> [Порядок выполнения]:
Выведите дословно строки листинга, начиная со строки с «next-month-icon[interactable]: ▶ bbox=[315, 251, 326, 262]» и заканчивая строкой с «calendar-day[interactable]: 28 bbox=[207, 351, 228, 365]», включая обе крайние строки.
────────────────────
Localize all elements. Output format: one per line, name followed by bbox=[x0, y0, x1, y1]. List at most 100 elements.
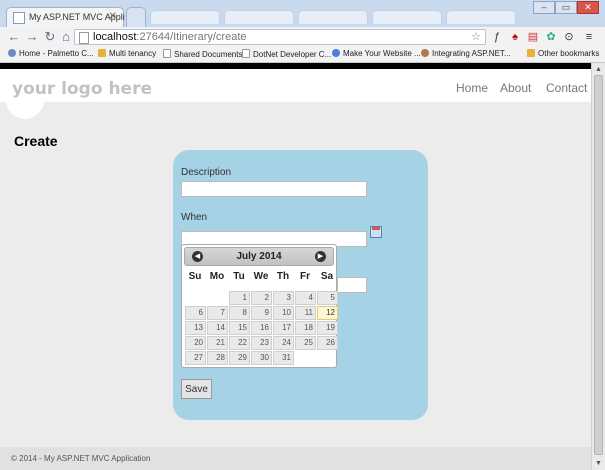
next-month-icon[interactable]: ▶ bbox=[315, 251, 326, 262]
url-text: localhost:27644/Itinerary/create bbox=[93, 31, 247, 43]
address-bar[interactable]: localhost:27644/Itinerary/create ☆ bbox=[74, 29, 486, 45]
browser-tab-background[interactable] bbox=[150, 10, 220, 24]
hidden-input-edge[interactable] bbox=[337, 277, 367, 293]
browser-tab-active[interactable]: My ASP.NET MVC Appli ✕ bbox=[6, 7, 125, 27]
calendar-day[interactable]: 15 bbox=[229, 321, 250, 335]
weekday-header: Su bbox=[188, 271, 202, 282]
calendar-day[interactable]: 28 bbox=[207, 351, 228, 365]
menu-icon[interactable]: ≡ bbox=[582, 30, 596, 44]
weekday-header: Sa bbox=[320, 271, 334, 282]
bookmark-home-palmetto[interactable]: Home - Palmetto C... bbox=[8, 49, 94, 58]
calendar-day[interactable]: 7 bbox=[207, 306, 228, 320]
bookmark-integrating-aspnet[interactable]: Integrating ASP.NET... bbox=[421, 49, 511, 58]
calendar-day[interactable]: 10 bbox=[273, 306, 294, 320]
logo-decoration bbox=[6, 99, 44, 119]
calendar-day[interactable]: 18 bbox=[295, 321, 316, 335]
globe-icon bbox=[8, 49, 16, 57]
description-input[interactable] bbox=[181, 181, 367, 197]
extension-clock-icon[interactable]: ⊙ bbox=[562, 30, 576, 44]
site-footer: © 2014 - My ASP.NET MVC Application bbox=[0, 447, 591, 470]
calendar-day[interactable]: 1 bbox=[229, 291, 250, 305]
extension-hat-icon[interactable]: ♠ bbox=[508, 30, 522, 44]
calendar-day[interactable]: 13 bbox=[185, 321, 206, 335]
calendar-day[interactable]: 26 bbox=[317, 336, 338, 350]
calendar-day[interactable]: 16 bbox=[251, 321, 272, 335]
window-controls: – ▭ ✕ bbox=[533, 1, 601, 15]
calendar-day[interactable]: 2 bbox=[251, 291, 272, 305]
browser-tab-background[interactable] bbox=[298, 10, 368, 24]
new-tab-button[interactable] bbox=[126, 7, 146, 27]
folder-icon bbox=[98, 49, 106, 57]
datepicker-month-title: July 2014 bbox=[236, 251, 282, 262]
browser-tab-background[interactable] bbox=[224, 10, 294, 24]
page-favicon-icon bbox=[13, 12, 25, 24]
bookmark-make-your-website[interactable]: Make Your Website ... bbox=[332, 49, 421, 58]
nav-home-link[interactable]: Home bbox=[456, 81, 488, 95]
reload-icon[interactable]: ↻ bbox=[42, 29, 58, 45]
calendar-day[interactable]: 25 bbox=[295, 336, 316, 350]
footer-copyright: © 2014 - My ASP.NET MVC Application bbox=[11, 454, 151, 463]
bookmark-shared-documents[interactable]: Shared Documents bbox=[163, 49, 242, 59]
avatar-icon bbox=[421, 49, 429, 57]
calendar-icon[interactable] bbox=[370, 226, 382, 238]
browser-tab-background[interactable] bbox=[372, 10, 442, 24]
calendar-day[interactable]: 27 bbox=[185, 351, 206, 365]
calendar-day[interactable]: 20 bbox=[185, 336, 206, 350]
calendar-day[interactable]: 8 bbox=[229, 306, 250, 320]
calendar-day-today[interactable]: 12 bbox=[317, 306, 338, 320]
calendar-day[interactable]: 3 bbox=[273, 291, 294, 305]
page-icon bbox=[242, 49, 250, 58]
weekday-header: Mo bbox=[209, 271, 225, 282]
calendar-day[interactable]: 6 bbox=[185, 306, 206, 320]
scrollbar-thumb[interactable] bbox=[594, 75, 603, 455]
back-arrow-icon[interactable]: ← bbox=[6, 29, 22, 45]
bookmark-multi-tenancy[interactable]: Multi tenancy bbox=[98, 49, 156, 58]
site-header: your logo here Home About Contact bbox=[0, 69, 591, 119]
browser-tab-strip: My ASP.NET MVC Appli ✕ – ▭ ✕ bbox=[0, 0, 605, 27]
calendar-day[interactable]: 5 bbox=[317, 291, 338, 305]
bookmark-other[interactable]: Other bookmarks bbox=[527, 49, 599, 58]
google-icon bbox=[332, 49, 340, 57]
folder-icon bbox=[527, 49, 535, 57]
page-icon bbox=[79, 32, 89, 44]
calendar-day[interactable]: 31 bbox=[273, 351, 294, 365]
calendar-day[interactable]: 4 bbox=[295, 291, 316, 305]
bookmark-dotnet-developer[interactable]: DotNet Developer C... bbox=[242, 49, 331, 59]
calendar-day[interactable]: 24 bbox=[273, 336, 294, 350]
calendar-day[interactable]: 30 bbox=[251, 351, 272, 365]
scroll-up-icon[interactable]: ▲ bbox=[593, 64, 604, 75]
calendar-day[interactable]: 17 bbox=[273, 321, 294, 335]
datepicker-header: ◀ July 2014 ▶ bbox=[184, 247, 334, 266]
nav-about-link[interactable]: About bbox=[500, 81, 531, 95]
weekday-header: Th bbox=[276, 271, 290, 282]
calendar-day[interactable]: 23 bbox=[251, 336, 272, 350]
forward-arrow-icon[interactable]: → bbox=[24, 29, 40, 45]
calendar-day[interactable]: 22 bbox=[229, 336, 250, 350]
home-icon[interactable]: ⌂ bbox=[58, 29, 74, 45]
datepicker-popup: ◀ July 2014 ▶ Su Mo Tu We Th Fr Sa 1 2 3 4 5 6 7 8 9 10 1… bbox=[181, 244, 338, 368]
browser-toolbar: ← → ↻ ⌂ localhost:27644/Itinerary/create… bbox=[0, 27, 605, 49]
extension-fx-icon[interactable]: ƒ bbox=[490, 30, 504, 44]
extension-color-icon[interactable]: ✿ bbox=[544, 30, 558, 44]
calendar-day[interactable]: 9 bbox=[251, 306, 272, 320]
when-label: When bbox=[181, 212, 208, 223]
site-logo[interactable]: your logo here bbox=[12, 79, 152, 99]
browser-tab-background[interactable] bbox=[446, 10, 516, 24]
calendar-day[interactable]: 29 bbox=[229, 351, 250, 365]
bookmark-star-icon[interactable]: ☆ bbox=[471, 30, 481, 43]
close-tab-icon[interactable]: ✕ bbox=[109, 11, 117, 22]
vertical-scrollbar[interactable]: ▲ ▼ bbox=[591, 63, 605, 470]
nav-contact-link[interactable]: Contact bbox=[546, 81, 587, 95]
calendar-day[interactable]: 19 bbox=[317, 321, 338, 335]
minimize-icon[interactable]: – bbox=[533, 1, 555, 14]
save-button[interactable]: Save bbox=[181, 379, 212, 399]
extension-new-icon[interactable]: ▤ bbox=[526, 30, 540, 44]
window-close-icon[interactable]: ✕ bbox=[577, 1, 599, 14]
scroll-down-icon[interactable]: ▼ bbox=[593, 458, 604, 469]
bookmarks-bar: Home - Palmetto C... Multi tenancy Share… bbox=[0, 48, 605, 63]
calendar-day[interactable]: 14 bbox=[207, 321, 228, 335]
calendar-day[interactable]: 11 bbox=[295, 306, 316, 320]
weekday-header: Tu bbox=[233, 271, 245, 282]
maximize-icon[interactable]: ▭ bbox=[555, 1, 577, 14]
calendar-day[interactable]: 21 bbox=[207, 336, 228, 350]
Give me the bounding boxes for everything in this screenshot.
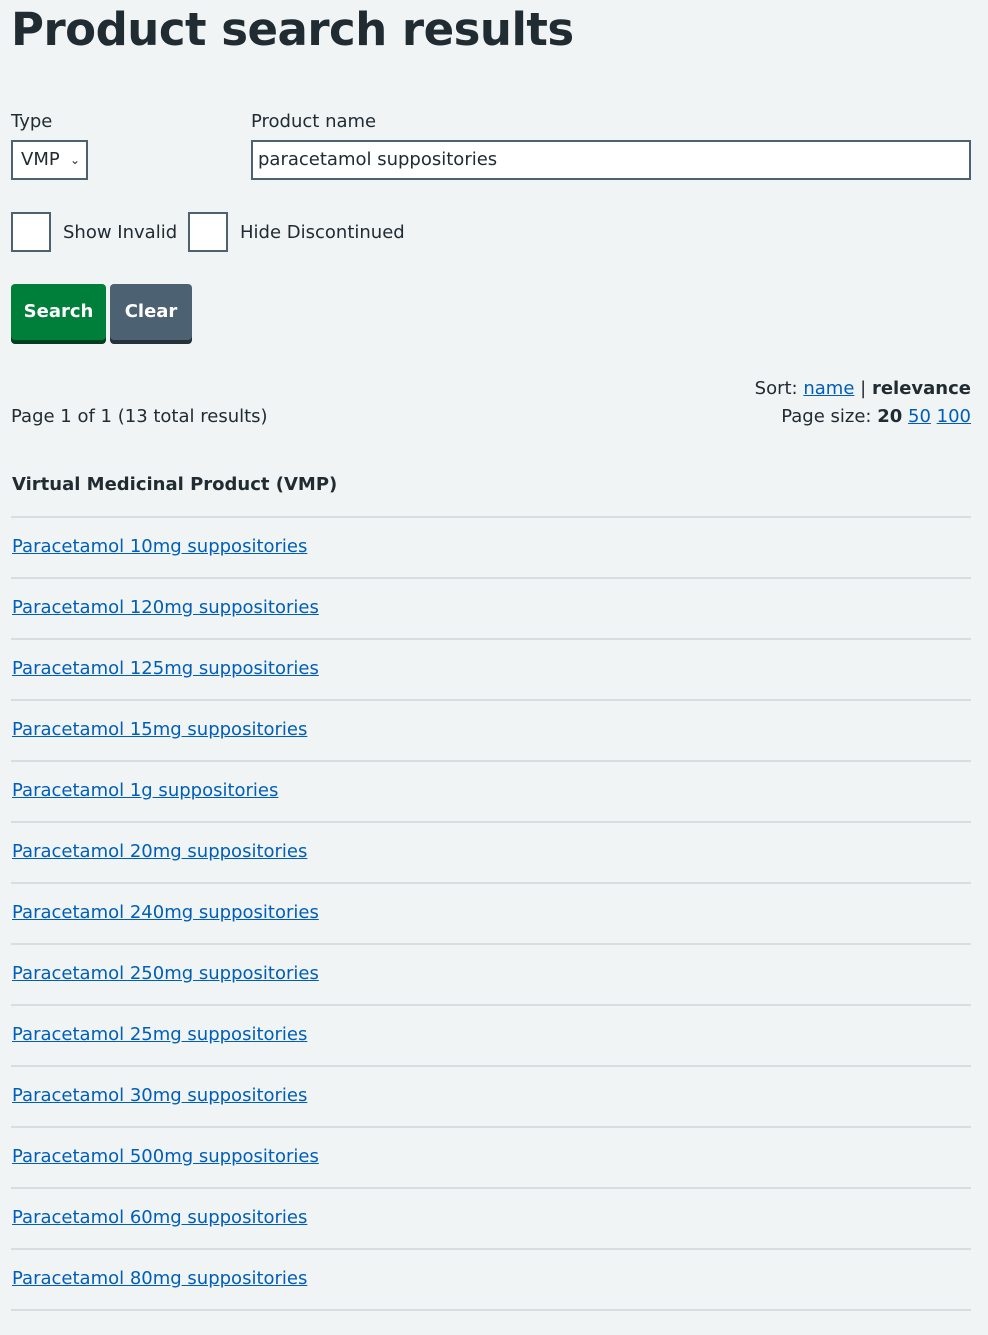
result-link[interactable]: Paracetamol 15mg suppositories bbox=[12, 719, 307, 740]
type-select-value: VMP bbox=[21, 149, 60, 170]
list-item: Paracetamol 30mg suppositories bbox=[11, 1065, 971, 1126]
hide-discontinued-checkbox[interactable] bbox=[188, 212, 228, 252]
show-invalid-label: Show Invalid bbox=[63, 222, 178, 243]
list-item: Paracetamol 1g suppositories bbox=[11, 760, 971, 821]
sort-label: Sort: bbox=[754, 378, 798, 399]
chevron-down-icon: ⌄ bbox=[69, 153, 80, 167]
sort-by-relevance-current: relevance bbox=[871, 378, 971, 399]
result-link[interactable]: Paracetamol 30mg suppositories bbox=[12, 1085, 307, 1106]
search-button[interactable]: Search bbox=[11, 284, 106, 340]
hide-discontinued-label: Hide Discontinued bbox=[240, 222, 405, 243]
page-size-50-link[interactable]: 50 bbox=[908, 406, 931, 427]
page-size-current: 20 bbox=[877, 406, 903, 427]
list-item: Paracetamol 15mg suppositories bbox=[11, 699, 971, 760]
page-size-100-link[interactable]: 100 bbox=[937, 406, 971, 427]
product-name-label: Product name bbox=[251, 111, 377, 132]
page-title: Product search results bbox=[11, 3, 574, 56]
results-list: Paracetamol 10mg suppositories Paracetamo… bbox=[11, 516, 971, 1311]
list-item: Paracetamol 80mg suppositories bbox=[11, 1248, 971, 1311]
list-item: Paracetamol 20mg suppositories bbox=[11, 821, 971, 882]
list-item: Paracetamol 10mg suppositories bbox=[11, 516, 971, 577]
product-name-input[interactable]: paracetamol suppositories bbox=[251, 140, 971, 180]
result-link[interactable]: Paracetamol 60mg suppositories bbox=[12, 1207, 307, 1228]
sort-separator: | bbox=[860, 378, 867, 399]
sort-by-name-link[interactable]: name bbox=[803, 378, 854, 399]
type-label: Type bbox=[11, 111, 53, 132]
show-invalid-checkbox[interactable] bbox=[11, 212, 51, 252]
result-link[interactable]: Paracetamol 25mg suppositories bbox=[12, 1024, 307, 1045]
type-select[interactable]: VMP ⌄ bbox=[11, 140, 88, 180]
page-size-options: Page size: 20 50 100 bbox=[781, 406, 971, 428]
result-link[interactable]: Paracetamol 20mg suppositories bbox=[12, 841, 307, 862]
result-link[interactable]: Paracetamol 1g suppositories bbox=[12, 780, 278, 801]
list-item: Paracetamol 125mg suppositories bbox=[11, 638, 971, 699]
result-link[interactable]: Paracetamol 500mg suppositories bbox=[12, 1146, 319, 1167]
list-item: Paracetamol 250mg suppositories bbox=[11, 943, 971, 1004]
list-item: Paracetamol 60mg suppositories bbox=[11, 1187, 971, 1248]
section-heading: Virtual Medicinal Product (VMP) bbox=[12, 474, 338, 495]
result-link[interactable]: Paracetamol 120mg suppositories bbox=[12, 597, 319, 618]
result-link[interactable]: Paracetamol 10mg suppositories bbox=[12, 536, 307, 557]
clear-button[interactable]: Clear bbox=[110, 284, 192, 340]
list-item: Paracetamol 120mg suppositories bbox=[11, 577, 971, 638]
list-item: Paracetamol 25mg suppositories bbox=[11, 1004, 971, 1065]
result-link[interactable]: Paracetamol 125mg suppositories bbox=[12, 658, 319, 679]
result-link[interactable]: Paracetamol 240mg suppositories bbox=[12, 902, 319, 923]
result-link[interactable]: Paracetamol 80mg suppositories bbox=[12, 1268, 307, 1289]
list-item: Paracetamol 240mg suppositories bbox=[11, 882, 971, 943]
list-item: Paracetamol 500mg suppositories bbox=[11, 1126, 971, 1187]
page-info: Page 1 of 1 (13 total results) bbox=[11, 406, 268, 427]
page-size-label: Page size: bbox=[781, 406, 872, 427]
result-link[interactable]: Paracetamol 250mg suppositories bbox=[12, 963, 319, 984]
sort-options: Sort: name | relevance bbox=[755, 378, 971, 400]
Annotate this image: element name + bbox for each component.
────────────────────
> [Ответ на задание]:
next-month-icon[interactable]: ▶ bbox=[315, 251, 326, 262]
url-text: localhost:27644/Itinerary/create bbox=[93, 31, 247, 43]
address-bar[interactable]: localhost:27644/Itinerary/create ☆ bbox=[74, 29, 486, 45]
browser-tab-background[interactable] bbox=[150, 10, 220, 24]
hidden-input-edge[interactable] bbox=[337, 277, 367, 293]
browser-tab-active[interactable]: My ASP.NET MVC Appli ✕ bbox=[6, 7, 125, 27]
calendar-day[interactable]: 15 bbox=[229, 321, 250, 335]
weekday-header: Su bbox=[188, 271, 202, 282]
calendar-day[interactable]: 28 bbox=[207, 351, 228, 365]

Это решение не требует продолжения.